INSTRUCTION:
All of the entries need to be written out again, exactly as they are.

[Dataset records]
·····

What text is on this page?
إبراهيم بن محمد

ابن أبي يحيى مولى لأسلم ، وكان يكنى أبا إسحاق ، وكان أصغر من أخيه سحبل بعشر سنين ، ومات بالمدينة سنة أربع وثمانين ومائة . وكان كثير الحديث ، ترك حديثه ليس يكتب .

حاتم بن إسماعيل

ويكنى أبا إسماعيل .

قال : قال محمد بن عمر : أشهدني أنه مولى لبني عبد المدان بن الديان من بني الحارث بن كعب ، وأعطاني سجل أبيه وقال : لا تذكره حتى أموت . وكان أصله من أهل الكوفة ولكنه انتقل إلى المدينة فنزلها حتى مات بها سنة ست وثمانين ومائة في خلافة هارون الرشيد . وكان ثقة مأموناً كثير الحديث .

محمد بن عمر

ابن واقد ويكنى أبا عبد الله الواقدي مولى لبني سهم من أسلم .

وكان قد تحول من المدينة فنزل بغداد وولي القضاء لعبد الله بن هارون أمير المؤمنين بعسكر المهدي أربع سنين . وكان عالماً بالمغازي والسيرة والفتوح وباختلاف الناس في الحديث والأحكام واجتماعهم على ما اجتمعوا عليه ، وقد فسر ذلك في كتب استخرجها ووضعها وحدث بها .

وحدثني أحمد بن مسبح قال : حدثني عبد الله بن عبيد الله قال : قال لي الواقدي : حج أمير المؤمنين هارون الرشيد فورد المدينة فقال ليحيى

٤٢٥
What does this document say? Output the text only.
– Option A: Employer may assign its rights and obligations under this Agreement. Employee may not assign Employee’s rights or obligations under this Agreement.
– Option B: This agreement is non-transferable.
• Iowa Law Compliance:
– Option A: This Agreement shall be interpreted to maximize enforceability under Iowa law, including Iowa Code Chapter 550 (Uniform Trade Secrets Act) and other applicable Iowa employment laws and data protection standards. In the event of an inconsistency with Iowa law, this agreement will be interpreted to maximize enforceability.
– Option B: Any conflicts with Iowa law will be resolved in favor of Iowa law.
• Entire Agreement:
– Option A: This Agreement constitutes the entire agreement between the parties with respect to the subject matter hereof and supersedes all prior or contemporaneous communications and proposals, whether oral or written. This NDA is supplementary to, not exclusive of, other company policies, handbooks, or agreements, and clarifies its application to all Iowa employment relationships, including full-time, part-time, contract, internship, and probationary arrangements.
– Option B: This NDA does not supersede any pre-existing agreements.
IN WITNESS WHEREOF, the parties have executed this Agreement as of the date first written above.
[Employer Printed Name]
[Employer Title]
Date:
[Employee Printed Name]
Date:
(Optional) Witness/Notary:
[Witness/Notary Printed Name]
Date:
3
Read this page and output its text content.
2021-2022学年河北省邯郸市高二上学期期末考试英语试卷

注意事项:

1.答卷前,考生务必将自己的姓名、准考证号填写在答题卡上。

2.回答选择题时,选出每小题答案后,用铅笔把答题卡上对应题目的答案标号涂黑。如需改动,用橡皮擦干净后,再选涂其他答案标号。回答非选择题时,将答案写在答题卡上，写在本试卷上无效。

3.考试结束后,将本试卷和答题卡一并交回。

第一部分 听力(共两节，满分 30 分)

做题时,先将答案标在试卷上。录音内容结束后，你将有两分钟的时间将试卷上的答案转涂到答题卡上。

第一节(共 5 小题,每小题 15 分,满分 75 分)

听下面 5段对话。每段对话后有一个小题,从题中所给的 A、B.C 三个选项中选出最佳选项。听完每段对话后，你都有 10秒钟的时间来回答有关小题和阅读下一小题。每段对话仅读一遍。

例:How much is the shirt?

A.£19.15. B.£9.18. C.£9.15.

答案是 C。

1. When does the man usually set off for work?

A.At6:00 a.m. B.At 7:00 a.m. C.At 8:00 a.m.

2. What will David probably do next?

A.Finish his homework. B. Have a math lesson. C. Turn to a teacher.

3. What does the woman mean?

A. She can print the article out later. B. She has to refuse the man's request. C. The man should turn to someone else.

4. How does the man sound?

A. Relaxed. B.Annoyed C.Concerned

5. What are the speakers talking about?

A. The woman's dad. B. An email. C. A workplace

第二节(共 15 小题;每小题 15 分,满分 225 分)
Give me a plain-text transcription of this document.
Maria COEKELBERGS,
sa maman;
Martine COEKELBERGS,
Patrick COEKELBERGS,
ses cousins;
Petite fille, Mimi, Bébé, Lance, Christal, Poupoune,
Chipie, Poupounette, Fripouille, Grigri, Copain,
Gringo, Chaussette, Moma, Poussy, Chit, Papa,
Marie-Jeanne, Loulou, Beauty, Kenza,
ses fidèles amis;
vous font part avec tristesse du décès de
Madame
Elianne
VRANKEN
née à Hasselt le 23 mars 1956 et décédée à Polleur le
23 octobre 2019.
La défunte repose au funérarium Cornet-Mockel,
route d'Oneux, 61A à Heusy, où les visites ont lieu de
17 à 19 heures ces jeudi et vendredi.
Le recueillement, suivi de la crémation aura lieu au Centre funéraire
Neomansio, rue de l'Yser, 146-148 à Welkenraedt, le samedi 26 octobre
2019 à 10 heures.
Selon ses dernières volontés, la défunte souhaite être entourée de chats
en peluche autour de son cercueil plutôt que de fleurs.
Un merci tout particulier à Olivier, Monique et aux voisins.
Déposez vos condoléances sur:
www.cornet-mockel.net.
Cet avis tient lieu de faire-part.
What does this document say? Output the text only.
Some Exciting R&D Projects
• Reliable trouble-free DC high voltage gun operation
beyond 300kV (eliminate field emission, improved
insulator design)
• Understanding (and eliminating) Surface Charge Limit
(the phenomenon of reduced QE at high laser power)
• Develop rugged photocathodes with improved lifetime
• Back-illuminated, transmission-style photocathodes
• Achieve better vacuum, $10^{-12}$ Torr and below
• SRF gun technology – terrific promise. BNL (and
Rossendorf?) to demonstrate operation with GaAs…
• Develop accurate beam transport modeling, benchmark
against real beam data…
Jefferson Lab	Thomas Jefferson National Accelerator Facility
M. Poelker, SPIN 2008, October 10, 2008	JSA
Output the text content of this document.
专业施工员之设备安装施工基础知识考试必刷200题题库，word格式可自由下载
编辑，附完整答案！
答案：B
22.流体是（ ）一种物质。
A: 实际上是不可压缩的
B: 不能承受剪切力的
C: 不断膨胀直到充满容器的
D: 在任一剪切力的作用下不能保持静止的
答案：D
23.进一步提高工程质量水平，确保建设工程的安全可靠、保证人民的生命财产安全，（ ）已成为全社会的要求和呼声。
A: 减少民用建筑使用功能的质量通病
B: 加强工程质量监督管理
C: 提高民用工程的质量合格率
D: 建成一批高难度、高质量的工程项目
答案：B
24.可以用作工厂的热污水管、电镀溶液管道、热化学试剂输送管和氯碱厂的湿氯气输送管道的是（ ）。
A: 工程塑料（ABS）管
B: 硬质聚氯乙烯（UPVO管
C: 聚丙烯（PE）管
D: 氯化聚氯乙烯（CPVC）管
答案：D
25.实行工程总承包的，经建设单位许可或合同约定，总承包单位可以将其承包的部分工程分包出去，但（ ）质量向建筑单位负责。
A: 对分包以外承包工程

·····

SOLUTION TO THE PROBLEM:
What text is on this page?
إبراهيم بن محمد

ابن أبي يحيى مولى لأسلم ، وكان يكنى أبا إسحاق ، وكان أصغر من أخيه سحبل بعشر سنين ، ومات بالمدينة سنة أربع وثمانين ومائة . وكان كثير الحديث ، ترك حديثه ليس يكتب .

حاتم بن إسماعيل

ويكنى أبا إسماعيل .

قال : قال محمد بن عمر : أشهدني أنه مولى لبني عبد المدان بن الديان من بني الحارث بن كعب ، وأعطاني سجل أبيه وقال : لا تذكره حتى أموت . وكان أصله من أهل الكوفة ولكنه انتقل إلى المدينة فنزلها حتى مات بها سنة ست وثمانين ومائة في خلافة هارون الرشيد . وكان ثقة مأموناً كثير الحديث .

محمد بن عمر

ابن واقد ويكنى أبا عبد الله الواقدي مولى لبني سهم من أسلم .

وكان قد تحول من المدينة فنزل بغداد وولي القضاء لعبد الله بن هارون أمير المؤمنين بعسكر المهدي أربع سنين . وكان عالماً بالمغازي والسيرة والفتوح وباختلاف الناس في الحديث والأحكام واجتماعهم على ما اجتمعوا عليه ، وقد فسر ذلك في كتب استخرجها ووضعها وحدث بها .

وحدثني أحمد بن مسبح قال : حدثني عبد الله بن عبيد الله قال : قال لي الواقدي : حج أمير المؤمنين هارون الرشيد فورد المدينة فقال ليحيى

٤٢٥
What does this document say? Output the text only.
– Option A: Employer may assign its rights and obligations under this Agreement. Employee may not assign Employee’s rights or obligations under this Agreement.
– Option B: This agreement is non-transferable.
• Iowa Law Compliance:
– Option A: This Agreement shall be interpreted to maximize enforceability under Iowa law, including Iowa Code Chapter 550 (Uniform Trade Secrets Act) and other applicable Iowa employment laws and data protection standards. In the event of an inconsistency with Iowa law, this agreement will be interpreted to maximize enforceability.
– Option B: Any conflicts with Iowa law will be resolved in favor of Iowa law.
• Entire Agreement:
– Option A: This Agreement constitutes the entire agreement between the parties with respect to the subject matter hereof and supersedes all prior or contemporaneous communications and proposals, whether oral or written. This NDA is supplementary to, not exclusive of, other company policies, handbooks, or agreements, and clarifies its application to all Iowa employment relationships, including full-time, part-time, contract, internship, and probationary arrangements.
– Option B: This NDA does not supersede any pre-existing agreements.
IN WITNESS WHEREOF, the parties have executed this Agreement as of the date first written above.
[Employer Printed Name]
[Employer Title]
Date:
[Employee Printed Name]
Date:
(Optional) Witness/Notary:
[Witness/Notary Printed Name]
Date:
3
Read this page and output its text content.
2021-2022学年河北省邯郸市高二上学期期末考试英语试卷

注意事项:

1.答卷前,考生务必将自己的姓名、准考证号填写在答题卡上。

2.回答选择题时,选出每小题答案后,用铅笔把答题卡上对应题目的答案标号涂黑。如需改动,用橡皮擦干净后,再选涂其他答案标号。回答非选择题时,将答案写在答题卡上，写在本试卷上无效。

3.考试结束后,将本试卷和答题卡一并交回。

第一部分 听力(共两节，满分 30 分)

做题时,先将答案标在试卷上。录音内容结束后，你将有两分钟的时间将试卷上的答案转涂到答题卡上。

第一节(共 5 小题,每小题 15 分,满分 75 分)

听下面 5段对话。每段对话后有一个小题,从题中所给的 A、B.C 三个选项中选出最佳选项。听完每段对话后，你都有 10秒钟的时间来回答有关小题和阅读下一小题。每段对话仅读一遍。

例:How much is the shirt?

A.£19.15. B.£9.18. C.£9.15.

答案是 C。

1. When does the man usually set off for work?

A.At6:00 a.m. B.At 7:00 a.m. C.At 8:00 a.m.

2. What will David probably do next?

A.Finish his homework. B. Have a math lesson. C. Turn to a teacher.

3. What does the woman mean?

A. She can print the article out later. B. She has to refuse the man's request. C. The man should turn to someone else.

4. How does the man sound?

A. Relaxed. B.Annoyed C.Concerned

5. What are the speakers talking about?

A. The woman's dad. B. An email. C. A workplace

第二节(共 15 小题;每小题 15 分,满分 225 分)
Give me a plain-text transcription of this document.
Maria COEKELBERGS,
sa maman;
Martine COEKELBERGS,
Patrick COEKELBERGS,
ses cousins;
Petite fille, Mimi, Bébé, Lance, Christal, Poupoune,
Chipie, Poupounette, Fripouille, Grigri, Copain,
Gringo, Chaussette, Moma, Poussy, Chit, Papa,
Marie-Jeanne, Loulou, Beauty, Kenza,
ses fidèles amis;
vous font part avec tristesse du décès de
Madame
Elianne
VRANKEN
née à Hasselt le 23 mars 1956 et décédée à Polleur le
23 octobre 2019.
La défunte repose au funérarium Cornet-Mockel,
route d'Oneux, 61A à Heusy, où les visites ont lieu de
17 à 19 heures ces jeudi et vendredi.
Le recueillement, suivi de la crémation aura lieu au Centre funéraire
Neomansio, rue de l'Yser, 146-148 à Welkenraedt, le samedi 26 octobre
2019 à 10 heures.
Selon ses dernières volontés, la défunte souhaite être entourée de chats
en peluche autour de son cercueil plutôt que de fleurs.
Un merci tout particulier à Olivier, Monique et aux voisins.
Déposez vos condoléances sur:
www.cornet-mockel.net.
Cet avis tient lieu de faire-part.
What does this document say? Output the text only.
Some Exciting R&D Projects
• Reliable trouble-free DC high voltage gun operation
beyond 300kV (eliminate field emission, improved
insulator design)
• Understanding (and eliminating) Surface Charge Limit
(the phenomenon of reduced QE at high laser power)
• Develop rugged photocathodes with improved lifetime
• Back-illuminated, transmission-style photocathodes
• Achieve better vacuum, $10^{-12}$ Torr and below
• SRF gun technology – terrific promise. BNL (and
Rossendorf?) to demonstrate operation with GaAs…
• Develop accurate beam transport modeling, benchmark
against real beam data…
Jefferson Lab	Thomas Jefferson National Accelerator Facility
M. Poelker, SPIN 2008, October 10, 2008	JSA
Output the text content of this document.
专业施工员之设备安装施工基础知识考试必刷200题题库，word格式可自由下载
编辑，附完整答案！
答案：B
22.流体是（ ）一种物质。
A: 实际上是不可压缩的
B: 不能承受剪切力的
C: 不断膨胀直到充满容器的
D: 在任一剪切力的作用下不能保持静止的
答案：D
23.进一步提高工程质量水平，确保建设工程的安全可靠、保证人民的生命财产安全，（ ）已成为全社会的要求和呼声。
A: 减少民用建筑使用功能的质量通病
B: 加强工程质量监督管理
C: 提高民用工程的质量合格率
D: 建成一批高难度、高质量的工程项目
答案：B
24.可以用作工厂的热污水管、电镀溶液管道、热化学试剂输送管和氯碱厂的湿氯气输送管道的是（ ）。
A: 工程塑料（ABS）管
B: 硬质聚氯乙烯（UPVO管
C: 聚丙烯（PE）管
D: 氯化聚氯乙烯（CPVC）管
答案：D
25.实行工程总承包的，经建设单位许可或合同约定，总承包单位可以将其承包的部分工程分包出去，但（ ）质量向建筑单位负责。
A: 对分包以外承包工程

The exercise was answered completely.